Selected text:

Heirachical subjects allow you to use wild cards to access messages. So, for example, when someone access Livejournal we could publish the log event as a message and give it the subject
/sixapart/systems/logging/livejournal/web/access
We could write something that catches all LJ web events by subbing to
/sixapart/systems/logging/livejournal/web/*
or something that catches pageviews for all SixApart properties
/sixapart/systems/logging/*/web/access
or all events for LJ at all
/sixapart/*/livejournal/*
Message selectors allow you set properties on a message as key/value pairs and then you subscribe using something that looks a lot like SQL. So when can set the properties
year=2006
month=12
day=6
hour=9
minute=4
and then get all events for today
WHERE year=2006 AND month=12 AND day=6
or all events that happen on Christmas
WHERE month=12 AND day=25
or every event that happens in the morning
WHERE hour<12
The point is with both those systems is that I, in the guise of Adam, prince of Eternia and creator of Events, and Artur and Andrea and Allison can sit on the network and generate messages. I look after posts and comments being created, Artur looks after network accesses to any of the systems, Andrea looks at Ad hits and Allison makes a note when ever anybody takes a Breakfast Burrito from the Kitchen on Friday morning. I don't know about them, they don't know about me and none of us know about Bob, Brian, Beth, Britney who are sitting there listening for these events in order to calculate our Ad revenue, project random posts on the wall, keep track of DDOS attacks or make sure that they get some tasty Mexican breakfast treats before they all run out.
And because no-one knows about anybody else the system is insanely scaleable. We can just keep adding more boxes. Hurrah.
But why am I wittering on about it?
Well, normal search engines have no real concept of temporality. Oh, they know that your site is different from yesterday and can make inferences from that but that's really all because, well, when you're searching you generally want to know about the latest revision of the page.

Provided material:
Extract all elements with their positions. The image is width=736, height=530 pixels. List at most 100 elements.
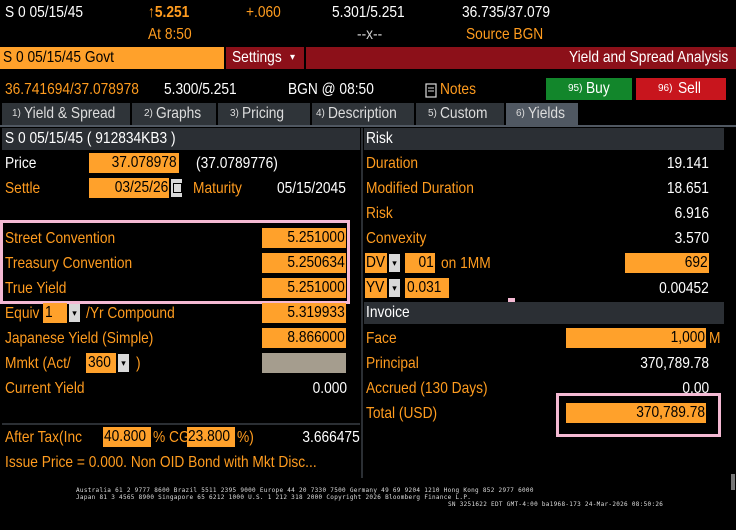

Set exercise 1:
Answer these questions from the excerpt on message subjects and selectors, one line each:
(a) Which subject does the excerpt give for catching pageviews across all SixApart properties?
(b) Which selector returns every event that happens in the morning?
(c) What does Allison make a note of?
Set exercise 2:
Carry the excerpt on message subjects and selectors forward from its final sentence, keeping the same informal voice.

Task response 1:
(a) /sixapart/systems/logging/*/web/access
(b) WHERE hour<12
(c) Whenever anybody takes a Breakfast Burrito from the Kitchen on Friday morning.

Task response 2:
Posts and comments are inherently temporal though. And that allows us to make some nice optimisations - for example we can reasonably guess that anything that happened in the last month is going to be more popular than stuff that happened 5 years ago.
Google do their scaling using (amongst other things) two clever bits of code -
GFS and
MapReduce (interested parties might want to also look at an OpenSource implementation called
Hadoop) but because of their lack of temporality they have slightly different access characteristics than us.
But if we could build some sort of time-aware GFS/MapReduce such that current hot spots, such as the last few days, could have more hardware dedicated to them but older stuff, like any month in 2001, could share hardware then that would be pretty cool. Obviously it would have to be scaleable so that'll mean that different time-spans would have to be unaware of each other.
Indexing is no problem - just spew out messages with the right date attached and let the nodes pick them up but how do you query across a time range. More importantly, since you might have multiple nodes for, say, yesterday, how do you avoid duplicates and perform load balancing? How do you cope with failover and redundancy? And what happens if a node misses a post or comment? And, dammit, who took the last Breakfast Burrito?!